Written exercise: Write out the full listing exactly as given, minus the images.

Exercise input:
☆ ☆ ☆ ☆ ☆
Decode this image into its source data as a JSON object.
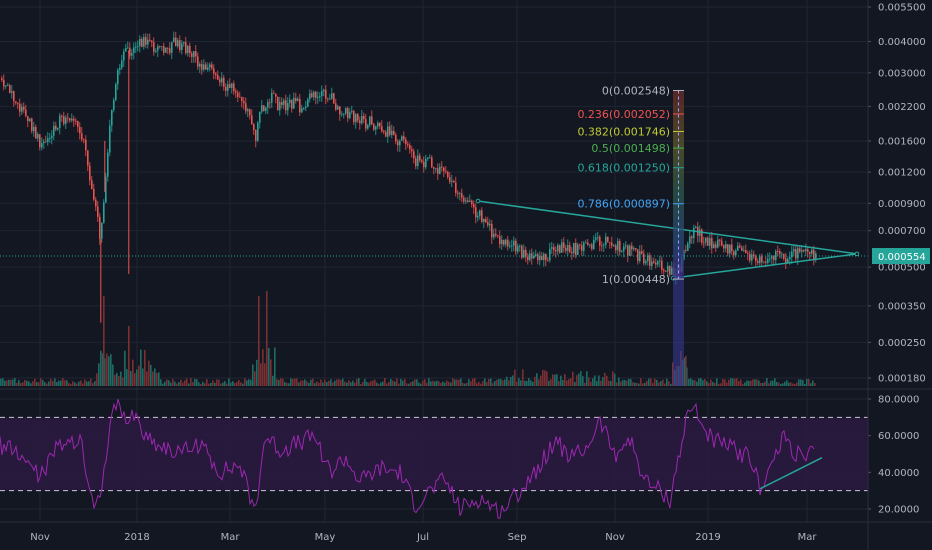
{
  "chart_data": {
    "type": "candlestick",
    "colors": {
      "background": "#131722",
      "up": "#26a69a",
      "down": "#ef5350",
      "trendline": "#26a69a",
      "current_price_line": "#26a69a",
      "rsi_line": "#9c27b0",
      "rsi_band": "#2a1a3f"
    },
    "x_ticks": [
      "Nov",
      "2018",
      "Mar",
      "May",
      "Jul",
      "Sep",
      "Nov",
      "2019",
      "Mar"
    ],
    "price_axis": {
      "scale": "log",
      "ticks": [
        "0.005500",
        "0.004000",
        "0.003000",
        "0.002200",
        "0.001600",
        "0.001200",
        "0.000900",
        "0.000700",
        "0.000500",
        "0.000350",
        "0.000250",
        "0.000180"
      ],
      "current_price": "0.000554"
    },
    "fibonacci": [
      {
        "label": "0(0.002548)",
        "color": "#b2b5be"
      },
      {
        "label": "0.236(0.002052)",
        "color": "#ef5350"
      },
      {
        "label": "0.382(0.001746)",
        "color": "#c0ca33"
      },
      {
        "label": "0.5(0.001498)",
        "color": "#4caf50"
      },
      {
        "label": "0.618(0.001250)",
        "color": "#26a69a"
      },
      {
        "label": "0.786(0.000897)",
        "color": "#42a5f5"
      },
      {
        "label": "1(0.000448)",
        "color": "#b2b5be"
      }
    ],
    "rsi": {
      "ticks": [
        "80.0000",
        "60.0000",
        "40.0000",
        "20.0000"
      ],
      "levels": [
        70,
        30
      ],
      "ylim": [
        15,
        85
      ]
    },
    "price_path": [
      [
        0,
        0.00285
      ],
      [
        10,
        0.0026
      ],
      [
        20,
        0.0021
      ],
      [
        30,
        0.0019
      ],
      [
        40,
        0.0015
      ],
      [
        50,
        0.0017
      ],
      [
        60,
        0.002
      ],
      [
        70,
        0.0019
      ],
      [
        80,
        0.0018
      ],
      [
        90,
        0.0011
      ],
      [
        100,
        0.00065
      ],
      [
        104,
        0.001
      ],
      [
        110,
        0.002
      ],
      [
        118,
        0.0031
      ],
      [
        125,
        0.0036
      ],
      [
        135,
        0.0039
      ],
      [
        145,
        0.0041
      ],
      [
        155,
        0.0038
      ],
      [
        165,
        0.0036
      ],
      [
        175,
        0.004
      ],
      [
        185,
        0.0038
      ],
      [
        195,
        0.0034
      ],
      [
        205,
        0.0032
      ],
      [
        215,
        0.0029
      ],
      [
        225,
        0.0027
      ],
      [
        235,
        0.0025
      ],
      [
        245,
        0.0022
      ],
      [
        255,
        0.0017
      ],
      [
        260,
        0.0021
      ],
      [
        270,
        0.0024
      ],
      [
        280,
        0.0022
      ],
      [
        290,
        0.0023
      ],
      [
        300,
        0.0022
      ],
      [
        310,
        0.0024
      ],
      [
        320,
        0.0025
      ],
      [
        330,
        0.0024
      ],
      [
        340,
        0.0021
      ],
      [
        350,
        0.002
      ],
      [
        360,
        0.0019
      ],
      [
        370,
        0.0019
      ],
      [
        380,
        0.0018
      ],
      [
        390,
        0.0017
      ],
      [
        400,
        0.0016
      ],
      [
        410,
        0.0014
      ],
      [
        420,
        0.0013
      ],
      [
        430,
        0.0013
      ],
      [
        440,
        0.0012
      ],
      [
        450,
        0.0011
      ],
      [
        460,
        0.00095
      ],
      [
        470,
        0.00088
      ],
      [
        480,
        0.0008
      ],
      [
        490,
        0.0007
      ],
      [
        500,
        0.00065
      ],
      [
        510,
        0.00062
      ],
      [
        520,
        0.00058
      ],
      [
        530,
        0.00055
      ],
      [
        540,
        0.00052
      ],
      [
        550,
        0.00058
      ],
      [
        560,
        0.0006
      ],
      [
        570,
        0.0006
      ],
      [
        580,
        0.00058
      ],
      [
        590,
        0.00062
      ],
      [
        600,
        0.00065
      ],
      [
        610,
        0.00062
      ],
      [
        620,
        0.0006
      ],
      [
        630,
        0.00058
      ],
      [
        640,
        0.00055
      ],
      [
        650,
        0.00052
      ],
      [
        660,
        0.0005
      ],
      [
        670,
        0.00048
      ],
      [
        675,
        0.00045
      ],
      [
        680,
        0.00052
      ],
      [
        688,
        0.00065
      ],
      [
        695,
        0.00072
      ],
      [
        705,
        0.00063
      ],
      [
        715,
        0.00062
      ],
      [
        725,
        0.0006
      ],
      [
        735,
        0.00058
      ],
      [
        745,
        0.00056
      ],
      [
        755,
        0.00055
      ],
      [
        765,
        0.00054
      ],
      [
        775,
        0.00056
      ],
      [
        785,
        0.00055
      ],
      [
        795,
        0.00057
      ],
      [
        805,
        0.00056
      ],
      [
        815,
        0.000554
      ]
    ],
    "wicks": [
      [
        100,
        0.0003
      ],
      [
        104,
        0.0016
      ],
      [
        128,
        0.00047
      ],
      [
        128,
        0.0036
      ]
    ],
    "rsi_path": [
      [
        0,
        55
      ],
      [
        20,
        50
      ],
      [
        40,
        38
      ],
      [
        60,
        56
      ],
      [
        80,
        58
      ],
      [
        95,
        18
      ],
      [
        105,
        44
      ],
      [
        115,
        80
      ],
      [
        125,
        68
      ],
      [
        135,
        72
      ],
      [
        145,
        60
      ],
      [
        160,
        55
      ],
      [
        180,
        50
      ],
      [
        200,
        56
      ],
      [
        220,
        40
      ],
      [
        240,
        44
      ],
      [
        255,
        18
      ],
      [
        265,
        60
      ],
      [
        280,
        52
      ],
      [
        300,
        56
      ],
      [
        315,
        60
      ],
      [
        330,
        40
      ],
      [
        345,
        48
      ],
      [
        360,
        35
      ],
      [
        380,
        42
      ],
      [
        400,
        40
      ],
      [
        415,
        22
      ],
      [
        430,
        30
      ],
      [
        445,
        36
      ],
      [
        460,
        20
      ],
      [
        480,
        26
      ],
      [
        500,
        18
      ],
      [
        520,
        30
      ],
      [
        540,
        44
      ],
      [
        555,
        58
      ],
      [
        570,
        48
      ],
      [
        585,
        52
      ],
      [
        600,
        68
      ],
      [
        615,
        50
      ],
      [
        630,
        58
      ],
      [
        645,
        35
      ],
      [
        660,
        30
      ],
      [
        670,
        25
      ],
      [
        680,
        52
      ],
      [
        688,
        72
      ],
      [
        695,
        76
      ],
      [
        705,
        62
      ],
      [
        720,
        56
      ],
      [
        735,
        52
      ],
      [
        750,
        48
      ],
      [
        760,
        32
      ],
      [
        770,
        42
      ],
      [
        785,
        60
      ],
      [
        795,
        50
      ],
      [
        805,
        48
      ],
      [
        815,
        52
      ]
    ]
  }
}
☆ ☆ ☆ ☆ ☆
Answer for this exercise:
Decode this image into its source data as a JSON object.
{
  "chart_data": {
    "type": "candlestick",
    "colors": {
      "background": "#131722",
      "up": "#26a69a",
      "down": "#ef5350",
      "trendline": "#26a69a",
      "current_price_line": "#26a69a",
      "rsi_line": "#9c27b0",
      "rsi_band": "#2a1a3f"
    },
    "x_ticks": [
      "Nov",
      "2018",
      "Mar",
      "May",
      "Jul",
      "Sep",
      "Nov",
      "2019",
      "Mar"
    ],
    "price_axis": {
      "scale": "log",
      "ticks": [
        "0.005500",
        "0.004000",
        "0.003000",
        "0.002200",
        "0.001600",
        "0.001200",
        "0.000900",
        "0.000700",
        "0.000500",
        "0.000350",
        "0.000250",
        "0.000180"
      ],
      "current_price": "0.000554"
    },
    "fibonacci": [
      {
        "label": "0(0.002548)",
        "color": "#b2b5be"
      },
      {
        "label": "0.236(0.002052)",
        "color": "#ef5350"
      },
      {
        "label": "0.382(0.001746)",
        "color": "#c0ca33"
      },
      {
        "label": "0.5(0.001498)",
        "color": "#4caf50"
      },
      {
        "label": "0.618(0.001250)",
        "color": "#26a69a"
      },
      {
        "label": "0.786(0.000897)",
        "color": "#42a5f5"
      },
      {
        "label": "1(0.000448)",
        "color": "#b2b5be"
      }
    ],
    "rsi": {
      "ticks": [
        "80.0000",
        "60.0000",
        "40.0000",
        "20.0000"
      ],
      "levels": [
        70,
        30
      ],
      "ylim": [
        15,
        85
      ]
    },
    "price_path": [
      [
        0,
        0.00285
      ],
      [
        10,
        0.0026
      ],
      [
        20,
        0.0021
      ],
      [
        30,
        0.0019
      ],
      [
        40,
        0.0015
      ],
      [
        50,
        0.0017
      ],
      [
        60,
        0.002
      ],
      [
        70,
        0.0019
      ],
      [
        80,
        0.0018
      ],
      [
        90,
        0.0011
      ],
      [
        100,
        0.00065
      ],
      [
        104,
        0.001
      ],
      [
        110,
        0.002
      ],
      [
        118,
        0.0031
      ],
      [
        125,
        0.0036
      ],
      [
        135,
        0.0039
      ],
      [
        145,
        0.0041
      ],
      [
        155,
        0.0038
      ],
      [
        165,
        0.0036
      ],
      [
        175,
        0.004
      ],
      [
        185,
        0.0038
      ],
      [
        195,
        0.0034
      ],
      [
        205,
        0.0032
      ],
      [
        215,
        0.0029
      ],
      [
        225,
        0.0027
      ],
      [
        235,
        0.0025
      ],
      [
        245,
        0.0022
      ],
      [
        255,
        0.0017
      ],
      [
        260,
        0.0021
      ],
      [
        270,
        0.0024
      ],
      [
        280,
        0.0022
      ],
      [
        290,
        0.0023
      ],
      [
        300,
        0.0022
      ],
      [
        310,
        0.0024
      ],
      [
        320,
        0.0025
      ],
      [
        330,
        0.0024
      ],
      [
        340,
        0.0021
      ],
      [
        350,
        0.002
      ],
      [
        360,
        0.0019
      ],
      [
        370,
        0.0019
      ],
      [
        380,
        0.0018
      ],
      [
        390,
        0.0017
      ],
      [
        400,
        0.0016
      ],
      [
        410,
        0.0014
      ],
      [
        420,
        0.0013
      ],
      [
        430,
        0.0013
      ],
      [
        440,
        0.0012
      ],
      [
        450,
        0.0011
      ],
      [
        460,
        0.00095
      ],
      [
        470,
        0.00088
      ],
      [
        480,
        0.0008
      ],
      [
        490,
        0.0007
      ],
      [
        500,
        0.00065
      ],
      [
        510,
        0.00062
      ],
      [
        520,
        0.00058
      ],
      [
        530,
        0.00055
      ],
      [
        540,
        0.00052
      ],
      [
        550,
        0.00058
      ],
      [
        560,
        0.0006
      ],
      [
        570,
        0.0006
      ],
      [
        580,
        0.00058
      ],
      [
        590,
        0.00062
      ],
      [
        600,
        0.00065
      ],
      [
        610,
        0.00062
      ],
      [
        620,
        0.0006
      ],
      [
        630,
        0.00058
      ],
      [
        640,
        0.00055
      ],
      [
        650,
        0.00052
      ],
      [
        660,
        0.0005
      ],
      [
        670,
        0.00048
      ],
      [
        675,
        0.00045
      ],
      [
        680,
        0.00052
      ],
      [
        688,
        0.00065
      ],
      [
        695,
        0.00072
      ],
      [
        705,
        0.00063
      ],
      [
        715,
        0.00062
      ],
      [
        725,
        0.0006
      ],
      [
        735,
        0.00058
      ],
      [
        745,
        0.00056
      ],
      [
        755,
        0.00055
      ],
      [
        765,
        0.00054
      ],
      [
        775,
        0.00056
      ],
      [
        785,
        0.00055
      ],
      [
        795,
        0.00057
      ],
      [
        805,
        0.00056
      ],
      [
        815,
        0.000554
      ]
    ],
    "wicks": [
      [
        100,
        0.0003
      ],
      [
        104,
        0.0016
      ],
      [
        128,
        0.00047
      ],
      [
        128,
        0.0036
      ]
    ],
    "rsi_path": [
      [
        0,
        55
      ],
      [
        20,
        50
      ],
      [
        40,
        38
      ],
      [
        60,
        56
      ],
      [
        80,
        58
      ],
      [
        95,
        18
      ],
      [
        105,
        44
      ],
      [
        115,
        80
      ],
      [
        125,
        68
      ],
      [
        135,
        72
      ],
      [
        145,
        60
      ],
      [
        160,
        55
      ],
      [
        180,
        50
      ],
      [
        200,
        56
      ],
      [
        220,
        40
      ],
      [
        240,
        44
      ],
      [
        255,
        18
      ],
      [
        265,
        60
      ],
      [
        280,
        52
      ],
      [
        300,
        56
      ],
      [
        315,
        60
      ],
      [
        330,
        40
      ],
      [
        345,
        48
      ],
      [
        360,
        35
      ],
      [
        380,
        42
      ],
      [
        400,
        40
      ],
      [
        415,
        22
      ],
      [
        430,
        30
      ],
      [
        445,
        36
      ],
      [
        460,
        20
      ],
      [
        480,
        26
      ],
      [
        500,
        18
      ],
      [
        520,
        30
      ],
      [
        540,
        44
      ],
      [
        555,
        58
      ],
      [
        570,
        48
      ],
      [
        585,
        52
      ],
      [
        600,
        68
      ],
      [
        615,
        50
      ],
      [
        630,
        58
      ],
      [
        645,
        35
      ],
      [
        660,
        30
      ],
      [
        670,
        25
      ],
      [
        680,
        52
      ],
      [
        688,
        72
      ],
      [
        695,
        76
      ],
      [
        705,
        62
      ],
      [
        720,
        56
      ],
      [
        735,
        52
      ],
      [
        750,
        48
      ],
      [
        760,
        32
      ],
      [
        770,
        42
      ],
      [
        785,
        60
      ],
      [
        795,
        50
      ],
      [
        805,
        48
      ],
      [
        815,
        52
      ]
    ]
  }
}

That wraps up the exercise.